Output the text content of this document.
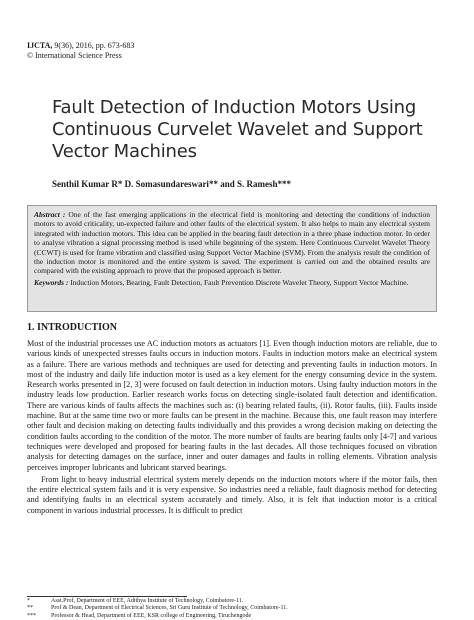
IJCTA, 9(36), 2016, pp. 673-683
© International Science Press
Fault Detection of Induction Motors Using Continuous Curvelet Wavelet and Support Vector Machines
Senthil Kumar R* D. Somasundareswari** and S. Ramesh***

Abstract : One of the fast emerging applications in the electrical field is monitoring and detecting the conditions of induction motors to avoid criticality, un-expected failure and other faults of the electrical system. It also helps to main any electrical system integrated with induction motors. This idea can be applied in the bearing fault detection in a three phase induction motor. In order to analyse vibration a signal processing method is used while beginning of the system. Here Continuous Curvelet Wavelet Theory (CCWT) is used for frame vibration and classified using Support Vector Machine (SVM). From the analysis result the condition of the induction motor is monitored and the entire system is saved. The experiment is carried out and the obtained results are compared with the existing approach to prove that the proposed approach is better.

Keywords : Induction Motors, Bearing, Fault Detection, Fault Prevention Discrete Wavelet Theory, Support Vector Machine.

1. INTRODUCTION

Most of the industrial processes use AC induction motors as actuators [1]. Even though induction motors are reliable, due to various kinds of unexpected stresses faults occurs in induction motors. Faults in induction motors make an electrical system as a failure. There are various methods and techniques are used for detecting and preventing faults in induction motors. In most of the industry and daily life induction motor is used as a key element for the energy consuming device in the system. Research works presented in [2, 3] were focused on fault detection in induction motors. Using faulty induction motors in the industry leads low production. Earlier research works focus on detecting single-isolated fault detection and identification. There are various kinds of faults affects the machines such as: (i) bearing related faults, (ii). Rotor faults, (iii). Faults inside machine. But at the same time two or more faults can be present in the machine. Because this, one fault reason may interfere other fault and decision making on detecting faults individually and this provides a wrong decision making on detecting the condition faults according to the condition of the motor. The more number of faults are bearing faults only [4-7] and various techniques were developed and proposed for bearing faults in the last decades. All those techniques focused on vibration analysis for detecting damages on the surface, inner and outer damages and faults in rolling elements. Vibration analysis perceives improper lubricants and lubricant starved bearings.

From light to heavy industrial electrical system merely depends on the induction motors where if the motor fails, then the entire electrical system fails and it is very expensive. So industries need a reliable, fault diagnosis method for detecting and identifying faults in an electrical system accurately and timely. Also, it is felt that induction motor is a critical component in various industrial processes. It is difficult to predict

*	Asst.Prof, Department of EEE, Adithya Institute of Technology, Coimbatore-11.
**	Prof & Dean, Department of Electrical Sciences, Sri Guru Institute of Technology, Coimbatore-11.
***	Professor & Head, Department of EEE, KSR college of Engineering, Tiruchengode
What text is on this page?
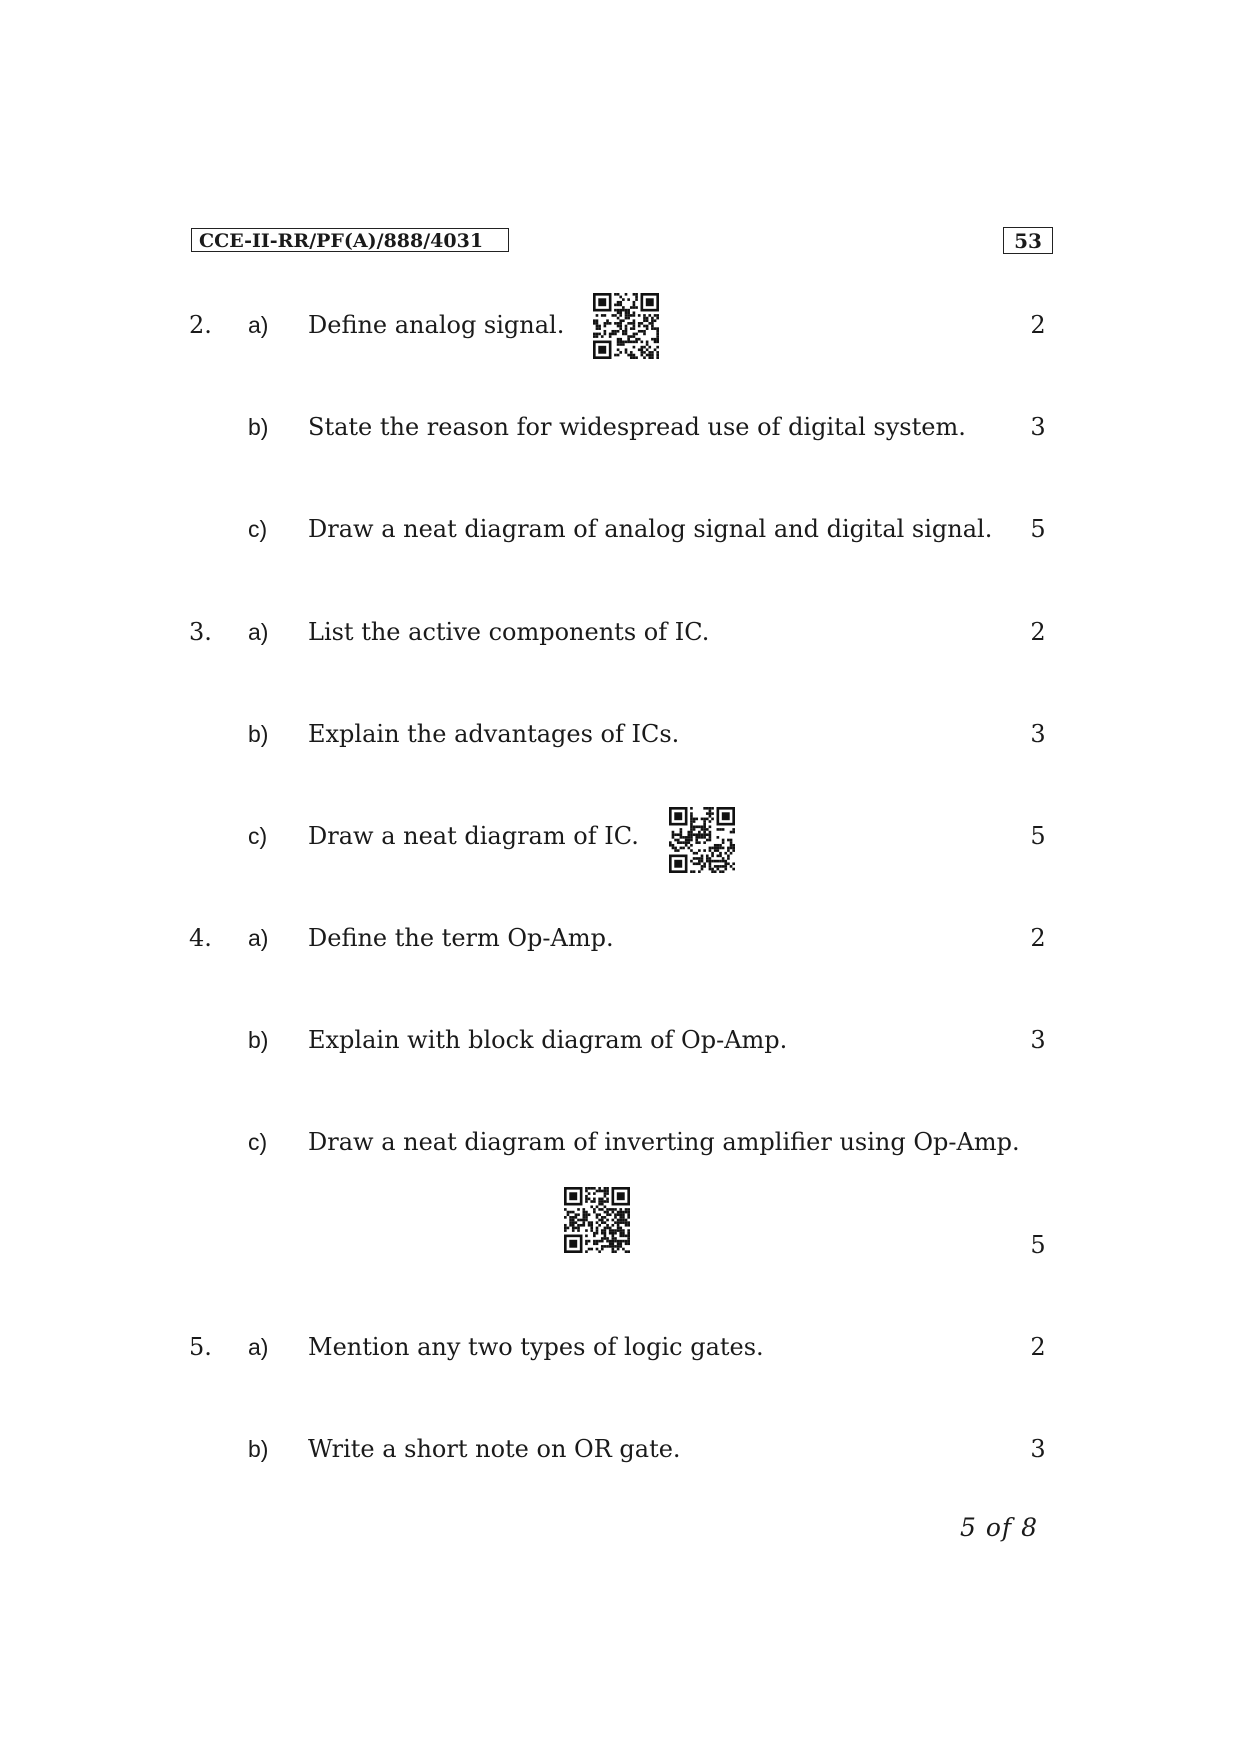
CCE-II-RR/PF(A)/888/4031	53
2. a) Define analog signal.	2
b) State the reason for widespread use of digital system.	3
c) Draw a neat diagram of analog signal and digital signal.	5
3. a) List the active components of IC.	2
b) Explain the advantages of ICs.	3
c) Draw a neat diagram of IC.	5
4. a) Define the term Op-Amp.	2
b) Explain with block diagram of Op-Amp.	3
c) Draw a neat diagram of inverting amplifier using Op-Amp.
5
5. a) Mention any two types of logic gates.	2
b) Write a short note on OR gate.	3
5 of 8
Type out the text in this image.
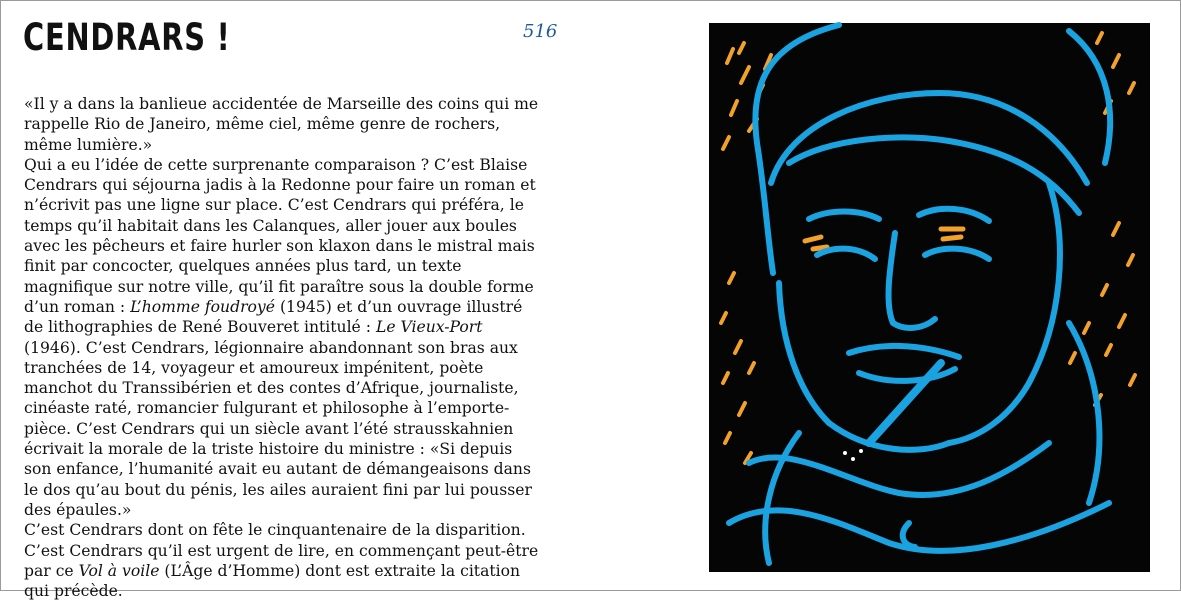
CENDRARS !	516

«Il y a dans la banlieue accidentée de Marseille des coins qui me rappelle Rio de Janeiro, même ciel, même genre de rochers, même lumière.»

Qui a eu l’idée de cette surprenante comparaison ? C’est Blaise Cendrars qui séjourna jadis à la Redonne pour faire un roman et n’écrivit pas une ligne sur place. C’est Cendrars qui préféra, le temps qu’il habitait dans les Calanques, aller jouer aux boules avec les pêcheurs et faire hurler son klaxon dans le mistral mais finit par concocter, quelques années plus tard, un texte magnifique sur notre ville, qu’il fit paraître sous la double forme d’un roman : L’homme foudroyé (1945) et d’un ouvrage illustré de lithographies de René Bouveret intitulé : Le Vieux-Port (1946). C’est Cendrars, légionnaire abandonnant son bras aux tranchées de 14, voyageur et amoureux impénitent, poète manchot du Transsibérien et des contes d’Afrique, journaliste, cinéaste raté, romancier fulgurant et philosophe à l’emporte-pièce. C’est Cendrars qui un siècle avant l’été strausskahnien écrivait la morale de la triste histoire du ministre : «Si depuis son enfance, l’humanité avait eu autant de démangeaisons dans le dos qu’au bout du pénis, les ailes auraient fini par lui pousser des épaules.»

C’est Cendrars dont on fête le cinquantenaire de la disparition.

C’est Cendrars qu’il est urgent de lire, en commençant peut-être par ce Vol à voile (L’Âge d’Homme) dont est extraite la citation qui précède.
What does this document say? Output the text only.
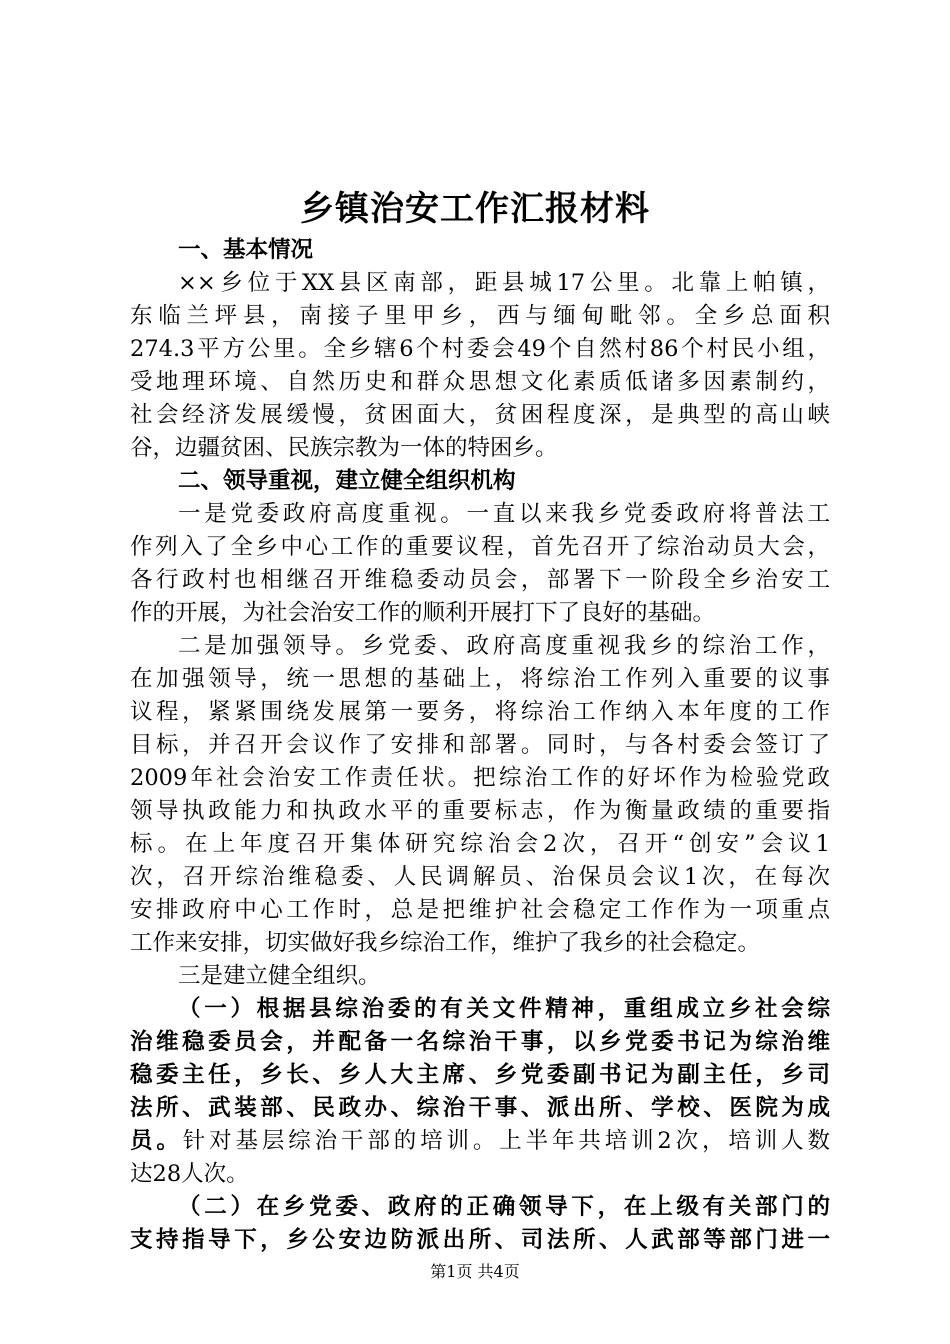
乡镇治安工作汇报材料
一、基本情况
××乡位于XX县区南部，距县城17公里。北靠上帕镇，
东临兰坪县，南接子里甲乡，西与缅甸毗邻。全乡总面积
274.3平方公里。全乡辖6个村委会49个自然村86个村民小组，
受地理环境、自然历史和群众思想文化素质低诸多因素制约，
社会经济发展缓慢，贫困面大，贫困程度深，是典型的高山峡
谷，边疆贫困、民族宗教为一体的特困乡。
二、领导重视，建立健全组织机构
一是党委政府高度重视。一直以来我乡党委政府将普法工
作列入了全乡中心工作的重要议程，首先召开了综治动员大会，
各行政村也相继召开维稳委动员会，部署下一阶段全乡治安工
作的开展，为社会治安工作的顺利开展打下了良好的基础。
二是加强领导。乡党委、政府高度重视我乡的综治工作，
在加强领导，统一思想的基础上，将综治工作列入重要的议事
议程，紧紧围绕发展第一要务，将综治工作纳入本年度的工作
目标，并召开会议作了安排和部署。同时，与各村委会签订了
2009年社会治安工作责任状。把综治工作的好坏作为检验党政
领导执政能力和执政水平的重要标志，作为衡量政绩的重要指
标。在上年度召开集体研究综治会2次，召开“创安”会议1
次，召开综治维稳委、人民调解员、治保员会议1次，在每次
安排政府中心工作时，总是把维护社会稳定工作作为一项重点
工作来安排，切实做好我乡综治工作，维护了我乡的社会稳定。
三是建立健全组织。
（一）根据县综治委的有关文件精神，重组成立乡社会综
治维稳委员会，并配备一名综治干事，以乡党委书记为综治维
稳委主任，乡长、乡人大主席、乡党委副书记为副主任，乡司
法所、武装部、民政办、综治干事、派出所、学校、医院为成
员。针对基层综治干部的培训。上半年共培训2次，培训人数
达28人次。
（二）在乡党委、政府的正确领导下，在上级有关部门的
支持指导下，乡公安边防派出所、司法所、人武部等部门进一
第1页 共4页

=-=-=-=-=

■ **Exercise prompt**: Give an exact reproduction of every line, leaving out any picture.

■ **Output for this exercise**:
Output the text content of this document.
IJCTA, 9(36), 2016, pp. 673-683
© International Science Press
Fault Detection of Induction Motors Using Continuous Curvelet Wavelet and Support Vector Machines
Senthil Kumar R* D. Somasundareswari** and S. Ramesh***

Abstract : One of the fast emerging applications in the electrical field is monitoring and detecting the conditions of induction motors to avoid criticality, un-expected failure and other faults of the electrical system. It also helps to main any electrical system integrated with induction motors. This idea can be applied in the bearing fault detection in a three phase induction motor. In order to analyse vibration a signal processing method is used while beginning of the system. Here Continuous Curvelet Wavelet Theory (CCWT) is used for frame vibration and classified using Support Vector Machine (SVM). From the analysis result the condition of the induction motor is monitored and the entire system is saved. The experiment is carried out and the obtained results are compared with the existing approach to prove that the proposed approach is better.

Keywords : Induction Motors, Bearing, Fault Detection, Fault Prevention Discrete Wavelet Theory, Support Vector Machine.

1. INTRODUCTION

Most of the industrial processes use AC induction motors as actuators [1]. Even though induction motors are reliable, due to various kinds of unexpected stresses faults occurs in induction motors. Faults in induction motors make an electrical system as a failure. There are various methods and techniques are used for detecting and preventing faults in induction motors. In most of the industry and daily life induction motor is used as a key element for the energy consuming device in the system. Research works presented in [2, 3] were focused on fault detection in induction motors. Using faulty induction motors in the industry leads low production. Earlier research works focus on detecting single-isolated fault detection and identification. There are various kinds of faults affects the machines such as: (i) bearing related faults, (ii). Rotor faults, (iii). Faults inside machine. But at the same time two or more faults can be present in the machine. Because this, one fault reason may interfere other fault and decision making on detecting faults individually and this provides a wrong decision making on detecting the condition faults according to the condition of the motor. The more number of faults are bearing faults only [4-7] and various techniques were developed and proposed for bearing faults in the last decades. All those techniques focused on vibration analysis for detecting damages on the surface, inner and outer damages and faults in rolling elements. Vibration analysis perceives improper lubricants and lubricant starved bearings.

From light to heavy industrial electrical system merely depends on the induction motors where if the motor fails, then the entire electrical system fails and it is very expensive. So industries need a reliable, fault diagnosis method for detecting and identifying faults in an electrical system accurately and timely. Also, it is felt that induction motor is a critical component in various industrial processes. It is difficult to predict

*	Asst.Prof, Department of EEE, Adithya Institute of Technology, Coimbatore-11.
**	Prof & Dean, Department of Electrical Sciences, Sri Guru Institute of Technology, Coimbatore-11.
***	Professor & Head, Department of EEE, KSR college of Engineering, Tiruchengode
What text is on this page?
CCE-II-RR/PF(A)/888/4031	53
2. a) Define analog signal.	2
b) State the reason for widespread use of digital system.	3
c) Draw a neat diagram of analog signal and digital signal.	5
3. a) List the active components of IC.	2
b) Explain the advantages of ICs.	3
c) Draw a neat diagram of IC.	5
4. a) Define the term Op-Amp.	2
b) Explain with block diagram of Op-Amp.	3
c) Draw a neat diagram of inverting amplifier using Op-Amp.
5
5. a) Mention any two types of logic gates.	2
b) Write a short note on OR gate.	3
5 of 8
Type out the text in this image.
CENDRARS !	516

«Il y a dans la banlieue accidentée de Marseille des coins qui me rappelle Rio de Janeiro, même ciel, même genre de rochers, même lumière.»

Qui a eu l’idée de cette surprenante comparaison ? C’est Blaise Cendrars qui séjourna jadis à la Redonne pour faire un roman et n’écrivit pas une ligne sur place. C’est Cendrars qui préféra, le temps qu’il habitait dans les Calanques, aller jouer aux boules avec les pêcheurs et faire hurler son klaxon dans le mistral mais finit par concocter, quelques années plus tard, un texte magnifique sur notre ville, qu’il fit paraître sous la double forme d’un roman : L’homme foudroyé (1945) et d’un ouvrage illustré de lithographies de René Bouveret intitulé : Le Vieux-Port (1946). C’est Cendrars, légionnaire abandonnant son bras aux tranchées de 14, voyageur et amoureux impénitent, poète manchot du Transsibérien et des contes d’Afrique, journaliste, cinéaste raté, romancier fulgurant et philosophe à l’emporte-pièce. C’est Cendrars qui un siècle avant l’été strausskahnien écrivait la morale de la triste histoire du ministre : «Si depuis son enfance, l’humanité avait eu autant de démangeaisons dans le dos qu’au bout du pénis, les ailes auraient fini par lui pousser des épaules.»

C’est Cendrars dont on fête le cinquantenaire de la disparition.

C’est Cendrars qu’il est urgent de lire, en commençant peut-être par ce Vol à voile (L’Âge d’Homme) dont est extraite la citation qui précède.
What does this document say? Output the text only.
乡镇治安工作汇报材料
一、基本情况
××乡位于XX县区南部，距县城17公里。北靠上帕镇，
东临兰坪县，南接子里甲乡，西与缅甸毗邻。全乡总面积
274.3平方公里。全乡辖6个村委会49个自然村86个村民小组，
受地理环境、自然历史和群众思想文化素质低诸多因素制约，
社会经济发展缓慢，贫困面大，贫困程度深，是典型的高山峡
谷，边疆贫困、民族宗教为一体的特困乡。
二、领导重视，建立健全组织机构
一是党委政府高度重视。一直以来我乡党委政府将普法工
作列入了全乡中心工作的重要议程，首先召开了综治动员大会，
各行政村也相继召开维稳委动员会，部署下一阶段全乡治安工
作的开展，为社会治安工作的顺利开展打下了良好的基础。
二是加强领导。乡党委、政府高度重视我乡的综治工作，
在加强领导，统一思想的基础上，将综治工作列入重要的议事
议程，紧紧围绕发展第一要务，将综治工作纳入本年度的工作
目标，并召开会议作了安排和部署。同时，与各村委会签订了
2009年社会治安工作责任状。把综治工作的好坏作为检验党政
领导执政能力和执政水平的重要标志，作为衡量政绩的重要指
标。在上年度召开集体研究综治会2次，召开“创安”会议1
次，召开综治维稳委、人民调解员、治保员会议1次，在每次
安排政府中心工作时，总是把维护社会稳定工作作为一项重点
工作来安排，切实做好我乡综治工作，维护了我乡的社会稳定。
三是建立健全组织。
（一）根据县综治委的有关文件精神，重组成立乡社会综
治维稳委员会，并配备一名综治干事，以乡党委书记为综治维
稳委主任，乡长、乡人大主席、乡党委副书记为副主任，乡司
法所、武装部、民政办、综治干事、派出所、学校、医院为成
员。针对基层综治干部的培训。上半年共培训2次，培训人数
达28人次。
（二）在乡党委、政府的正确领导下，在上级有关部门的
支持指导下，乡公安边防派出所、司法所、人武部等部门进一
第1页 共4页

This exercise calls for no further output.